- _Provided records_
§

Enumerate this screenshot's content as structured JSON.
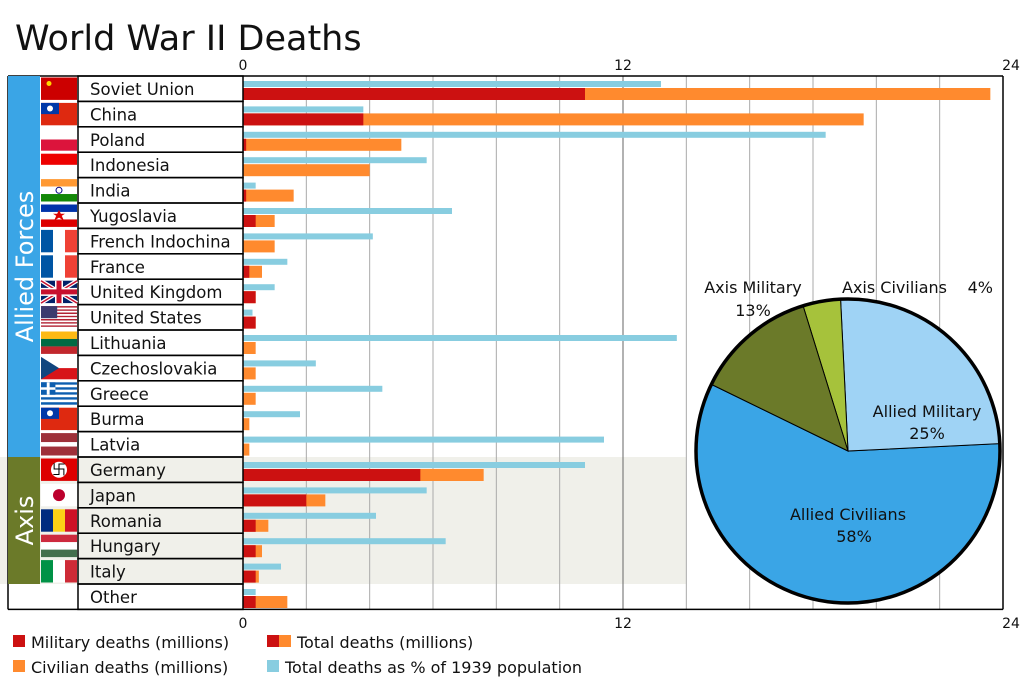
{
  "title": "World War II Deaths",
  "colors": {
    "military": "#cc1111",
    "civilian": "#ff8a2e",
    "percent": "#88cde0",
    "allied_band": "#3aa5e6",
    "axis_band": "#6b7a29",
    "axis_shade": "#f0f0ea",
    "pie_allied_civilians": "#3aa5e6",
    "pie_allied_military": "#9fd3f5",
    "pie_axis_military": "#6b7a29",
    "pie_axis_civilians": "#a6c23b"
  },
  "chart_data": [
    {
      "type": "bar",
      "title": "World War II Deaths",
      "groups": [
        {
          "name": "Allied Forces",
          "countries": [
            "Soviet Union",
            "China",
            "Poland",
            "Indonesia",
            "India",
            "Yugoslavia",
            "French Indochina",
            "France",
            "United Kingdom",
            "United States",
            "Lithuania",
            "Czechoslovakia",
            "Greece",
            "Burma",
            "Latvia"
          ]
        },
        {
          "name": "Axis",
          "countries": [
            "Germany",
            "Japan",
            "Romania",
            "Hungary",
            "Italy"
          ]
        },
        {
          "name": "",
          "countries": [
            "Other"
          ]
        }
      ],
      "categories": [
        "Soviet Union",
        "China",
        "Poland",
        "Indonesia",
        "India",
        "Yugoslavia",
        "French Indochina",
        "France",
        "United Kingdom",
        "United States",
        "Lithuania",
        "Czechoslovakia",
        "Greece",
        "Burma",
        "Latvia",
        "Germany",
        "Japan",
        "Romania",
        "Hungary",
        "Italy",
        "Other"
      ],
      "flags": [
        "soviet-union",
        "china",
        "poland",
        "indonesia",
        "india",
        "yugoslavia",
        "france",
        "france",
        "united-kingdom",
        "united-states",
        "lithuania",
        "czechoslovakia",
        "greece",
        "burma",
        "latvia",
        "germany",
        "japan",
        "romania",
        "hungary",
        "italy",
        ""
      ],
      "series": [
        {
          "name": "Military deaths (millions)",
          "values": [
            10.8,
            3.8,
            0.1,
            0,
            0.1,
            0.4,
            0,
            0.2,
            0.4,
            0.4,
            0,
            0,
            0,
            0,
            0,
            5.6,
            2.0,
            0.4,
            0.4,
            0.4,
            0.4
          ]
        },
        {
          "name": "Total deaths (millions)",
          "values": [
            23.6,
            19.6,
            5.0,
            4.0,
            1.6,
            1.0,
            1.0,
            0.6,
            0.4,
            0.4,
            0.4,
            0.4,
            0.4,
            0.2,
            0.2,
            7.6,
            2.6,
            0.8,
            0.6,
            0.5,
            1.4
          ]
        },
        {
          "name": "Total deaths as % of 1939 population",
          "values": [
            13.2,
            3.8,
            18.4,
            5.8,
            0.4,
            6.6,
            4.1,
            1.4,
            1.0,
            0.3,
            13.7,
            2.3,
            4.4,
            1.8,
            11.4,
            10.8,
            5.8,
            4.2,
            6.4,
            1.2,
            0.4
          ]
        }
      ],
      "xlim": [
        0,
        24
      ],
      "top_ticks": [
        "0",
        "12",
        "24"
      ],
      "bottom_ticks": [
        "0",
        "12",
        "24"
      ],
      "grid": true
    },
    {
      "type": "pie",
      "slices": [
        {
          "label": "Allied Civilians",
          "pct_label": "58%",
          "value": 58
        },
        {
          "label": "Allied Military",
          "pct_label": "25%",
          "value": 25
        },
        {
          "label": "Axis Civilians",
          "pct_label": "4%",
          "value": 4
        },
        {
          "label": "Axis Military",
          "pct_label": "13%",
          "value": 13
        }
      ]
    }
  ],
  "legend": [
    {
      "label": "Military deaths (millions)",
      "swatch": "military"
    },
    {
      "label": "Total deaths (millions)",
      "swatch": "total"
    },
    {
      "label": "Civilian deaths (millions)",
      "swatch": "civilian"
    },
    {
      "label": "Total deaths as % of 1939 population",
      "swatch": "percent"
    }
  ]
}
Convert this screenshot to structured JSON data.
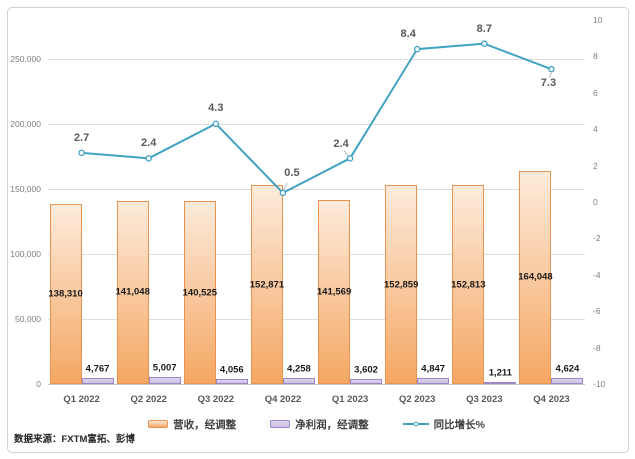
{
  "chart_data": {
    "type": "combo",
    "categories": [
      "Q1 2022",
      "Q2 2022",
      "Q3 2022",
      "Q4 2022",
      "Q1 2023",
      "Q2 2023",
      "Q3 2023",
      "Q4 2023"
    ],
    "series": [
      {
        "name": "营收，经调整",
        "type": "bar",
        "axis": "left",
        "values": [
          138310,
          141048,
          140525,
          152871,
          141569,
          152859,
          152813,
          164048
        ]
      },
      {
        "name": "净利润，经调整",
        "type": "bar",
        "axis": "left",
        "values": [
          4767,
          5007,
          4056,
          4258,
          3602,
          4847,
          1211,
          4624
        ]
      },
      {
        "name": "同比增长%",
        "type": "line",
        "axis": "right",
        "values": [
          2.7,
          2.4,
          4.3,
          0.5,
          2.4,
          8.4,
          8.7,
          7.3
        ]
      }
    ],
    "left_axis": {
      "min": 0,
      "max": 280000,
      "ticks": [
        0,
        50000,
        100000,
        150000,
        200000,
        250000
      ]
    },
    "right_axis": {
      "min": -10,
      "max": 10,
      "ticks": [
        -10,
        -8,
        -6,
        -4,
        -2,
        0,
        2,
        4,
        6,
        8,
        10
      ]
    },
    "grid": true,
    "legend_position": "bottom",
    "source_note": "数据来源：FXTM富拓、彭博",
    "colors": {
      "revenue_fill_top": "#FDEBDB",
      "revenue_fill_bottom": "#F4A763",
      "revenue_border": "#E89450",
      "profit_fill_top": "#DDD5EF",
      "profit_fill_bottom": "#CDC1E3",
      "profit_border": "#9C88C6",
      "growth_line": "#42A2C2",
      "grid_line": "#DEDEDE",
      "axis_text": "#7F7F7F",
      "line_label_text": "#595959"
    }
  }
}
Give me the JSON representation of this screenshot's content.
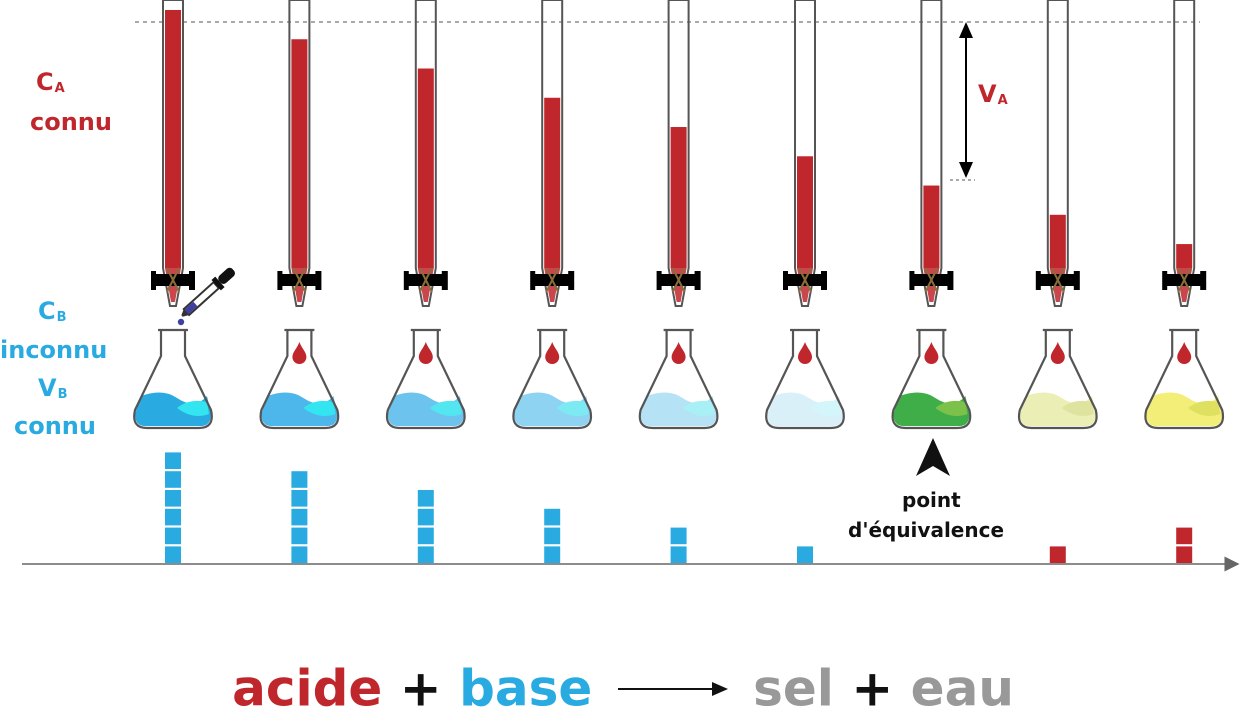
{
  "labels": {
    "ca_symbol": "C",
    "ca_sub": "A",
    "ca_status": "connu",
    "cb_symbol": "C",
    "cb_sub": "B",
    "cb_status": "inconnu",
    "vb_symbol": "V",
    "vb_sub": "B",
    "vb_status": "connu",
    "va_symbol": "V",
    "va_sub": "A",
    "equivalence_line1": "point",
    "equivalence_line2": "d'équivalence"
  },
  "equation": {
    "acid": "acide",
    "plus1": "+",
    "base": "base",
    "salt": "sel",
    "plus2": "+",
    "water": "eau"
  },
  "colors": {
    "acid": "#c0272d",
    "base": "#29abe2",
    "product": "#999999"
  },
  "chart_data": {
    "type": "bar",
    "steps": 9,
    "burette_fill_fraction": [
      0.97,
      0.86,
      0.75,
      0.64,
      0.53,
      0.42,
      0.31,
      0.2,
      0.09
    ],
    "flask_liquid_colors": [
      "#29abe2",
      "#4db6ea",
      "#6cc4ee",
      "#8fd3f2",
      "#b6e2f5",
      "#d9f0f9",
      "#3fae49",
      "#ecefb5",
      "#f2ee78"
    ],
    "flask_wave_colors": [
      "#33e5f0",
      "#33e5f0",
      "#52e6f1",
      "#7deaf3",
      "#a8f0f6",
      "#d2f6fa",
      "#7cc24a",
      "#dfe3a0",
      "#e0e060"
    ],
    "base_blocks": [
      6,
      5,
      4,
      3,
      2,
      1,
      0,
      0,
      0
    ],
    "acid_blocks": [
      0,
      0,
      0,
      0,
      0,
      0,
      0,
      1,
      2
    ],
    "equivalence_index": 6
  }
}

§

- _Work instructions_
Every record above should be transcribed exactly; the pictures stay out of the copy.

- _Task output_
Enumerate this screenshot's content as structured JSON.
{
  "title": "World War II Deaths",
  "colors": {
    "military": "#cc1111",
    "civilian": "#ff8a2e",
    "percent": "#88cde0",
    "allied_band": "#3aa5e6",
    "axis_band": "#6b7a29",
    "axis_shade": "#f0f0ea",
    "pie_allied_civilians": "#3aa5e6",
    "pie_allied_military": "#9fd3f5",
    "pie_axis_military": "#6b7a29",
    "pie_axis_civilians": "#a6c23b"
  },
  "chart_data": [
    {
      "type": "bar",
      "title": "World War II Deaths",
      "groups": [
        {
          "name": "Allied Forces",
          "countries": [
            "Soviet Union",
            "China",
            "Poland",
            "Indonesia",
            "India",
            "Yugoslavia",
            "French Indochina",
            "France",
            "United Kingdom",
            "United States",
            "Lithuania",
            "Czechoslovakia",
            "Greece",
            "Burma",
            "Latvia"
          ]
        },
        {
          "name": "Axis",
          "countries": [
            "Germany",
            "Japan",
            "Romania",
            "Hungary",
            "Italy"
          ]
        },
        {
          "name": "",
          "countries": [
            "Other"
          ]
        }
      ],
      "categories": [
        "Soviet Union",
        "China",
        "Poland",
        "Indonesia",
        "India",
        "Yugoslavia",
        "French Indochina",
        "France",
        "United Kingdom",
        "United States",
        "Lithuania",
        "Czechoslovakia",
        "Greece",
        "Burma",
        "Latvia",
        "Germany",
        "Japan",
        "Romania",
        "Hungary",
        "Italy",
        "Other"
      ],
      "flags": [
        "soviet-union",
        "china",
        "poland",
        "indonesia",
        "india",
        "yugoslavia",
        "france",
        "france",
        "united-kingdom",
        "united-states",
        "lithuania",
        "czechoslovakia",
        "greece",
        "burma",
        "latvia",
        "germany",
        "japan",
        "romania",
        "hungary",
        "italy",
        ""
      ],
      "series": [
        {
          "name": "Military deaths (millions)",
          "values": [
            10.8,
            3.8,
            0.1,
            0,
            0.1,
            0.4,
            0,
            0.2,
            0.4,
            0.4,
            0,
            0,
            0,
            0,
            0,
            5.6,
            2.0,
            0.4,
            0.4,
            0.4,
            0.4
          ]
        },
        {
          "name": "Total deaths (millions)",
          "values": [
            23.6,
            19.6,
            5.0,
            4.0,
            1.6,
            1.0,
            1.0,
            0.6,
            0.4,
            0.4,
            0.4,
            0.4,
            0.4,
            0.2,
            0.2,
            7.6,
            2.6,
            0.8,
            0.6,
            0.5,
            1.4
          ]
        },
        {
          "name": "Total deaths as % of 1939 population",
          "values": [
            13.2,
            3.8,
            18.4,
            5.8,
            0.4,
            6.6,
            4.1,
            1.4,
            1.0,
            0.3,
            13.7,
            2.3,
            4.4,
            1.8,
            11.4,
            10.8,
            5.8,
            4.2,
            6.4,
            1.2,
            0.4
          ]
        }
      ],
      "xlim": [
        0,
        24
      ],
      "top_ticks": [
        "0",
        "12",
        "24"
      ],
      "bottom_ticks": [
        "0",
        "12",
        "24"
      ],
      "grid": true
    },
    {
      "type": "pie",
      "slices": [
        {
          "label": "Allied Civilians",
          "pct_label": "58%",
          "value": 58
        },
        {
          "label": "Allied Military",
          "pct_label": "25%",
          "value": 25
        },
        {
          "label": "Axis Civilians",
          "pct_label": "4%",
          "value": 4
        },
        {
          "label": "Axis Military",
          "pct_label": "13%",
          "value": 13
        }
      ]
    }
  ],
  "legend": [
    {
      "label": "Military deaths (millions)",
      "swatch": "military"
    },
    {
      "label": "Total deaths (millions)",
      "swatch": "total"
    },
    {
      "label": "Civilian deaths (millions)",
      "swatch": "civilian"
    },
    {
      "label": "Total deaths as % of 1939 population",
      "swatch": "percent"
    }
  ]
}
Convert this screenshot to structured JSON data.
{
  "chart_data": {
    "type": "combo",
    "categories": [
      "Q1 2022",
      "Q2 2022",
      "Q3 2022",
      "Q4 2022",
      "Q1 2023",
      "Q2 2023",
      "Q3 2023",
      "Q4 2023"
    ],
    "series": [
      {
        "name": "营收，经调整",
        "type": "bar",
        "axis": "left",
        "values": [
          138310,
          141048,
          140525,
          152871,
          141569,
          152859,
          152813,
          164048
        ]
      },
      {
        "name": "净利润，经调整",
        "type": "bar",
        "axis": "left",
        "values": [
          4767,
          5007,
          4056,
          4258,
          3602,
          4847,
          1211,
          4624
        ]
      },
      {
        "name": "同比增长%",
        "type": "line",
        "axis": "right",
        "values": [
          2.7,
          2.4,
          4.3,
          0.5,
          2.4,
          8.4,
          8.7,
          7.3
        ]
      }
    ],
    "left_axis": {
      "min": 0,
      "max": 280000,
      "ticks": [
        0,
        50000,
        100000,
        150000,
        200000,
        250000
      ]
    },
    "right_axis": {
      "min": -10,
      "max": 10,
      "ticks": [
        -10,
        -8,
        -6,
        -4,
        -2,
        0,
        2,
        4,
        6,
        8,
        10
      ]
    },
    "grid": true,
    "legend_position": "bottom",
    "source_note": "数据来源：FXTM富拓、彭博",
    "colors": {
      "revenue_fill_top": "#FDEBDB",
      "revenue_fill_bottom": "#F4A763",
      "revenue_border": "#E89450",
      "profit_fill_top": "#DDD5EF",
      "profit_fill_bottom": "#CDC1E3",
      "profit_border": "#9C88C6",
      "growth_line": "#42A2C2",
      "grid_line": "#DEDEDE",
      "axis_text": "#7F7F7F",
      "line_label_text": "#595959"
    }
  }
}
Give me the JSON representation of this screenshot's content.
{
  "labels": {
    "ca_symbol": "C",
    "ca_sub": "A",
    "ca_status": "connu",
    "cb_symbol": "C",
    "cb_sub": "B",
    "cb_status": "inconnu",
    "vb_symbol": "V",
    "vb_sub": "B",
    "vb_status": "connu",
    "va_symbol": "V",
    "va_sub": "A",
    "equivalence_line1": "point",
    "equivalence_line2": "d'équivalence"
  },
  "equation": {
    "acid": "acide",
    "plus1": "+",
    "base": "base",
    "salt": "sel",
    "plus2": "+",
    "water": "eau"
  },
  "colors": {
    "acid": "#c0272d",
    "base": "#29abe2",
    "product": "#999999"
  },
  "chart_data": {
    "type": "bar",
    "steps": 9,
    "burette_fill_fraction": [
      0.97,
      0.86,
      0.75,
      0.64,
      0.53,
      0.42,
      0.31,
      0.2,
      0.09
    ],
    "flask_liquid_colors": [
      "#29abe2",
      "#4db6ea",
      "#6cc4ee",
      "#8fd3f2",
      "#b6e2f5",
      "#d9f0f9",
      "#3fae49",
      "#ecefb5",
      "#f2ee78"
    ],
    "flask_wave_colors": [
      "#33e5f0",
      "#33e5f0",
      "#52e6f1",
      "#7deaf3",
      "#a8f0f6",
      "#d2f6fa",
      "#7cc24a",
      "#dfe3a0",
      "#e0e060"
    ],
    "base_blocks": [
      6,
      5,
      4,
      3,
      2,
      1,
      0,
      0,
      0
    ],
    "acid_blocks": [
      0,
      0,
      0,
      0,
      0,
      0,
      0,
      1,
      2
    ],
    "equivalence_index": 6
  }
}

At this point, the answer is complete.